Given instruction: Type every record exactly as it appears.
════
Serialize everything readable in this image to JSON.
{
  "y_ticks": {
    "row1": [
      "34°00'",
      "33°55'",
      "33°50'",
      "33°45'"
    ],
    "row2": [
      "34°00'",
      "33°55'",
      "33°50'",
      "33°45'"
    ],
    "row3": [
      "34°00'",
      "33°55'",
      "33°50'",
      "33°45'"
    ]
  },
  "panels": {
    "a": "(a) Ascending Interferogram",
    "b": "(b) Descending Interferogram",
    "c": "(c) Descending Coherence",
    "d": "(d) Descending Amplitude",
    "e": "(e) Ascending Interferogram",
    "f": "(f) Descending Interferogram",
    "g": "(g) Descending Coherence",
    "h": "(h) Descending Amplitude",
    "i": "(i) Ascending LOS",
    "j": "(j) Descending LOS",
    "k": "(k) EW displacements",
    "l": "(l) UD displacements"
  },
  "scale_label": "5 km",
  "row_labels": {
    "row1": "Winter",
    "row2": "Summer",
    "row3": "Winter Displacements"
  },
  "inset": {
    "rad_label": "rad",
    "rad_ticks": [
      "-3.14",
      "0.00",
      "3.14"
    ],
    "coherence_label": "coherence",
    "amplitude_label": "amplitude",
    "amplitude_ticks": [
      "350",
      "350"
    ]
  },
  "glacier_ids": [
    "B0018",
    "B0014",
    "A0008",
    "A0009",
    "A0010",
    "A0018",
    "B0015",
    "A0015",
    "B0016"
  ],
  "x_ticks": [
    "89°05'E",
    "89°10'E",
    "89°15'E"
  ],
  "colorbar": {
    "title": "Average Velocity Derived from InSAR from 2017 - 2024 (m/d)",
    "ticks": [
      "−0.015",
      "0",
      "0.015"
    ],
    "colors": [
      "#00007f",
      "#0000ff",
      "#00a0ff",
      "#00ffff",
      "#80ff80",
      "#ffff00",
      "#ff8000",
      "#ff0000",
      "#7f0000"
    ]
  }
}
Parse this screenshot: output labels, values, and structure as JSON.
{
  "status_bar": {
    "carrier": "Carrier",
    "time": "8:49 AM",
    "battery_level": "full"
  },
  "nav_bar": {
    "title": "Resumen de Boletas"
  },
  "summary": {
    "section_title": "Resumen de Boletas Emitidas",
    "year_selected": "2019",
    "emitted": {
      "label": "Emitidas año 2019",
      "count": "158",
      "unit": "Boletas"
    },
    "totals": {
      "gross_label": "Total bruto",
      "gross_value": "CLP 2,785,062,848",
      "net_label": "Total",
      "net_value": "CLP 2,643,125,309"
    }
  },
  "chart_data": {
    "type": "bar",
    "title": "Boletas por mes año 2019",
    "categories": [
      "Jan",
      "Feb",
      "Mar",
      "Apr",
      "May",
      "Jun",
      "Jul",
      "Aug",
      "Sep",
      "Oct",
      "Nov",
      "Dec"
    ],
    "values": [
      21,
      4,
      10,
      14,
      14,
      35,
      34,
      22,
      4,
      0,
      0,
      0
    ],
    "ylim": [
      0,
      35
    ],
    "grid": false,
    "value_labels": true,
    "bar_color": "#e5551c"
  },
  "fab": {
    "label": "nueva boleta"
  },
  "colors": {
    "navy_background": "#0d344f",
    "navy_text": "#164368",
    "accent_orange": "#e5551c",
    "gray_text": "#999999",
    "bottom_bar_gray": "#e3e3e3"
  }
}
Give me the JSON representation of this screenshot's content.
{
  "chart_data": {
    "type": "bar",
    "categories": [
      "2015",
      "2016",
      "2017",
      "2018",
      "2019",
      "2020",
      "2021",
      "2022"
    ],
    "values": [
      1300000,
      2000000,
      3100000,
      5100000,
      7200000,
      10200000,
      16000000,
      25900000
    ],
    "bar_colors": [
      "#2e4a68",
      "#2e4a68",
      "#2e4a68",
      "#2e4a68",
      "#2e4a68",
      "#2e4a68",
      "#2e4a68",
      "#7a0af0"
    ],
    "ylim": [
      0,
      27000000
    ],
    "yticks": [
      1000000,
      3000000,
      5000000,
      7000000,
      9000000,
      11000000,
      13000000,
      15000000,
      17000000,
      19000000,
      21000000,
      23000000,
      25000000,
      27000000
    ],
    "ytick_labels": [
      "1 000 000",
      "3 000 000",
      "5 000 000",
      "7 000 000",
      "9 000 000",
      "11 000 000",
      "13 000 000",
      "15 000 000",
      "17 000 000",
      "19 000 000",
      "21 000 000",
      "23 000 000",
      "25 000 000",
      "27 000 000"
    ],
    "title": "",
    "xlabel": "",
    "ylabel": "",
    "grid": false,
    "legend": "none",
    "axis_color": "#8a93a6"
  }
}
════
Task response:
Serialize everything readable in this image to JSON.
{
  "y_ticks": {
    "row1": [
      "34°00'",
      "33°55'",
      "33°50'",
      "33°45'"
    ],
    "row2": [
      "34°00'",
      "33°55'",
      "33°50'",
      "33°45'"
    ],
    "row3": [
      "34°00'",
      "33°55'",
      "33°50'",
      "33°45'"
    ]
  },
  "panels": {
    "a": "(a) Ascending Interferogram",
    "b": "(b) Descending Interferogram",
    "c": "(c) Descending Coherence",
    "d": "(d) Descending Amplitude",
    "e": "(e) Ascending Interferogram",
    "f": "(f) Descending Interferogram",
    "g": "(g) Descending Coherence",
    "h": "(h) Descending Amplitude",
    "i": "(i) Ascending LOS",
    "j": "(j) Descending LOS",
    "k": "(k) EW displacements",
    "l": "(l) UD displacements"
  },
  "scale_label": "5 km",
  "row_labels": {
    "row1": "Winter",
    "row2": "Summer",
    "row3": "Winter Displacements"
  },
  "inset": {
    "rad_label": "rad",
    "rad_ticks": [
      "-3.14",
      "0.00",
      "3.14"
    ],
    "coherence_label": "coherence",
    "amplitude_label": "amplitude",
    "amplitude_ticks": [
      "350",
      "350"
    ]
  },
  "glacier_ids": [
    "B0018",
    "B0014",
    "A0008",
    "A0009",
    "A0010",
    "A0018",
    "B0015",
    "A0015",
    "B0016"
  ],
  "x_ticks": [
    "89°05'E",
    "89°10'E",
    "89°15'E"
  ],
  "colorbar": {
    "title": "Average Velocity Derived from InSAR from 2017 - 2024 (m/d)",
    "ticks": [
      "−0.015",
      "0",
      "0.015"
    ],
    "colors": [
      "#00007f",
      "#0000ff",
      "#00a0ff",
      "#00ffff",
      "#80ff80",
      "#ffff00",
      "#ff8000",
      "#ff0000",
      "#7f0000"
    ]
  }
}
Parse this screenshot: output labels, values, and structure as JSON.
{
  "status_bar": {
    "carrier": "Carrier",
    "time": "8:49 AM",
    "battery_level": "full"
  },
  "nav_bar": {
    "title": "Resumen de Boletas"
  },
  "summary": {
    "section_title": "Resumen de Boletas Emitidas",
    "year_selected": "2019",
    "emitted": {
      "label": "Emitidas año 2019",
      "count": "158",
      "unit": "Boletas"
    },
    "totals": {
      "gross_label": "Total bruto",
      "gross_value": "CLP 2,785,062,848",
      "net_label": "Total",
      "net_value": "CLP 2,643,125,309"
    }
  },
  "chart_data": {
    "type": "bar",
    "title": "Boletas por mes año 2019",
    "categories": [
      "Jan",
      "Feb",
      "Mar",
      "Apr",
      "May",
      "Jun",
      "Jul",
      "Aug",
      "Sep",
      "Oct",
      "Nov",
      "Dec"
    ],
    "values": [
      21,
      4,
      10,
      14,
      14,
      35,
      34,
      22,
      4,
      0,
      0,
      0
    ],
    "ylim": [
      0,
      35
    ],
    "grid": false,
    "value_labels": true,
    "bar_color": "#e5551c"
  },
  "fab": {
    "label": "nueva boleta"
  },
  "colors": {
    "navy_background": "#0d344f",
    "navy_text": "#164368",
    "accent_orange": "#e5551c",
    "gray_text": "#999999",
    "bottom_bar_gray": "#e3e3e3"
  }
}
Give me the JSON representation of this screenshot's content.
{
  "chart_data": {
    "type": "bar",
    "categories": [
      "2015",
      "2016",
      "2017",
      "2018",
      "2019",
      "2020",
      "2021",
      "2022"
    ],
    "values": [
      1300000,
      2000000,
      3100000,
      5100000,
      7200000,
      10200000,
      16000000,
      25900000
    ],
    "bar_colors": [
      "#2e4a68",
      "#2e4a68",
      "#2e4a68",
      "#2e4a68",
      "#2e4a68",
      "#2e4a68",
      "#2e4a68",
      "#7a0af0"
    ],
    "ylim": [
      0,
      27000000
    ],
    "yticks": [
      1000000,
      3000000,
      5000000,
      7000000,
      9000000,
      11000000,
      13000000,
      15000000,
      17000000,
      19000000,
      21000000,
      23000000,
      25000000,
      27000000
    ],
    "ytick_labels": [
      "1 000 000",
      "3 000 000",
      "5 000 000",
      "7 000 000",
      "9 000 000",
      "11 000 000",
      "13 000 000",
      "15 000 000",
      "17 000 000",
      "19 000 000",
      "21 000 000",
      "23 000 000",
      "25 000 000",
      "27 000 000"
    ],
    "title": "",
    "xlabel": "",
    "ylabel": "",
    "grid": false,
    "legend": "none",
    "axis_color": "#8a93a6"
  }
}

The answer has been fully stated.